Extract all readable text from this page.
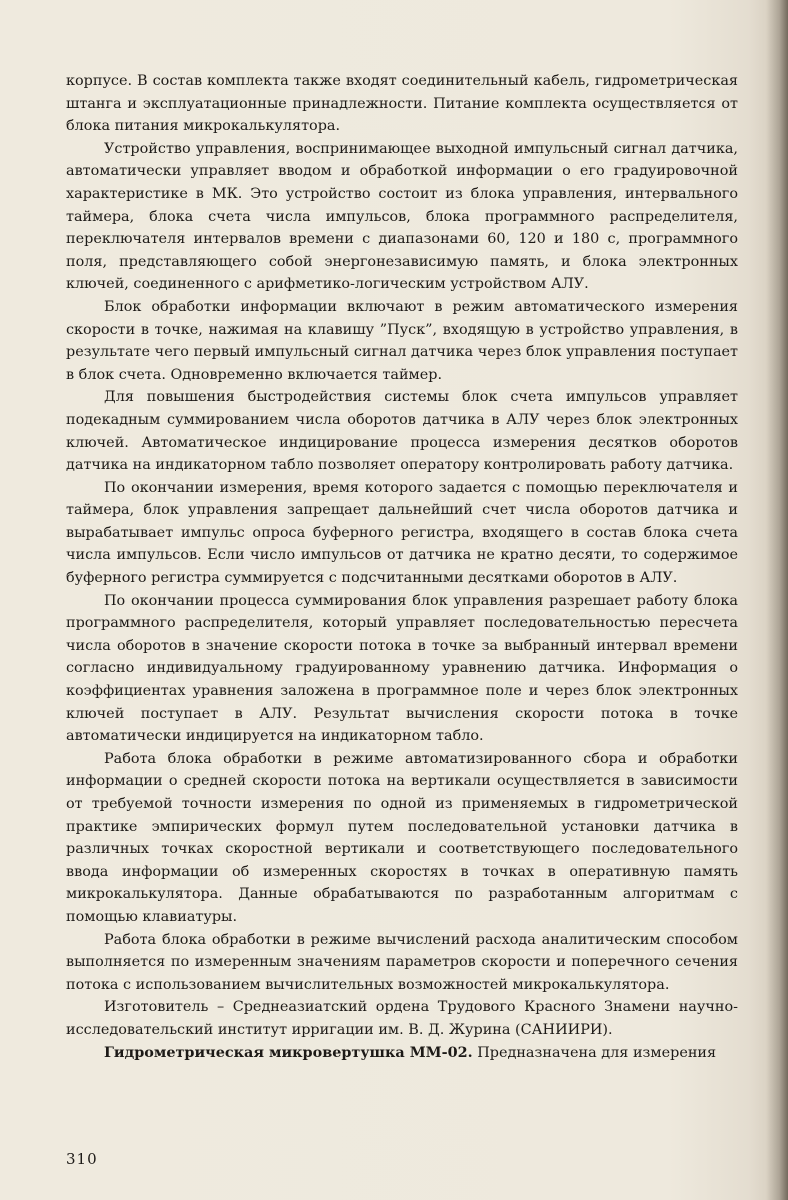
корпусе. В состав комплекта также входят соединительный кабель, гидрометрическая штанга и эксплуатационные принадлежности. Питание комплекта осуществляется от блока питания микрокалькулятора.

Устройство управления, воспринимающее выходной импульсный сигнал датчика, автоматически управляет вводом и обработкой информации о его градуировочной характеристике в МК. Это устройство состоит из блока управления, интервального таймера, блока счета числа импульсов, блока программного распределителя, переключателя интервалов времени с диапазонами 60, 120 и 180 с, программного поля, представляющего собой энергонезависимую память, и блока электронных ключей, соединенного с арифметико-логическим устройством АЛУ.

Блок обработки информации включают в режим автоматического измерения скорости в точке, нажимая на клавишу ”Пуск”, входящую в устройство управления, в результате чего первый импульсный сигнал датчика через блок управления поступает в блок счета. Одновременно включается таймер.

Для повышения быстродействия системы блок счета импульсов управляет подекадным суммированием числа оборотов датчика в АЛУ через блок электронных ключей. Автоматическое индицирование процесса измерения десятков оборотов датчика на индикаторном табло позволяет оператору контролировать работу датчика.

По окончании измерения, время которого задается с помощью переключателя и таймера, блок управления запрещает дальнейший счет числа оборотов датчика и вырабатывает импульс опроса буферного регистра, входящего в состав блока счета числа импульсов. Если число импульсов от датчика не кратно десяти, то содержимое буферного регистра суммируется с подсчитанными десятками оборотов в АЛУ.

По окончании процесса суммирования блок управления разрешает работу блока программного распределителя, который управляет последовательностью пересчета числа оборотов в значение скорости потока в точке за выбранный интервал времени согласно индивидуальному градуированному уравнению датчика. Информация о коэффициентах уравнения заложена в программное поле и через блок электронных ключей поступает в АЛУ. Результат вычисления скорости потока в точке автоматически индицируется на индикаторном табло.

Работа блока обработки в режиме автоматизированного сбора и обработки информации о средней скорости потока на вертикали осуществляется в зависимости от требуемой точности измерения по одной из применяемых в гидрометрической практике эмпирических формул путем последовательной установки датчика в различных точках скоростной вертикали и соответствующего последовательного ввода информации об измеренных скоростях в точках в оперативную память микрокалькулятора. Данные обрабатываются по разработанным алгоритмам с помощью клавиатуры.

Работа блока обработки в режиме вычислений расхода аналитическим способом выполняется по измеренным значениям параметров скорости и поперечного сечения потока с использованием вычислительных возможностей микрокалькулятора.

Изготовитель – Среднеазиатский ордена Трудового Красного Знамени научно-исследовательский институт ирригации им. В. Д. Журина (САНИИРИ).

Гидрометрическая микровертушка ММ-02. Предназначена для измерения

310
--------------------
Copy out every line from the data above that has "осуществляется" in it.

## Output for this task
корпусе. В состав комплекта также входят соединительный кабель, гидрометрическая штанга и эксплуатационные принадлежности. Питание комплекта осуществляется от блока питания микрокалькулятора.
Работа блока обработки в режиме автоматизированного сбора и обработки информации о средней скорости потока на вертикали осуществляется в зависимости от требуемой точности измерения по одной из применяемых в гидрометрической практике эмпирических формул путем последовательной установки датчика в различных точках скоростной вертикали и соответствующего последовательного ввода информации об измеренных скоростях в точках в оперативную память микрокалькулятора. Данные обрабатываются по разработанным алгоритмам с помощью клавиатуры.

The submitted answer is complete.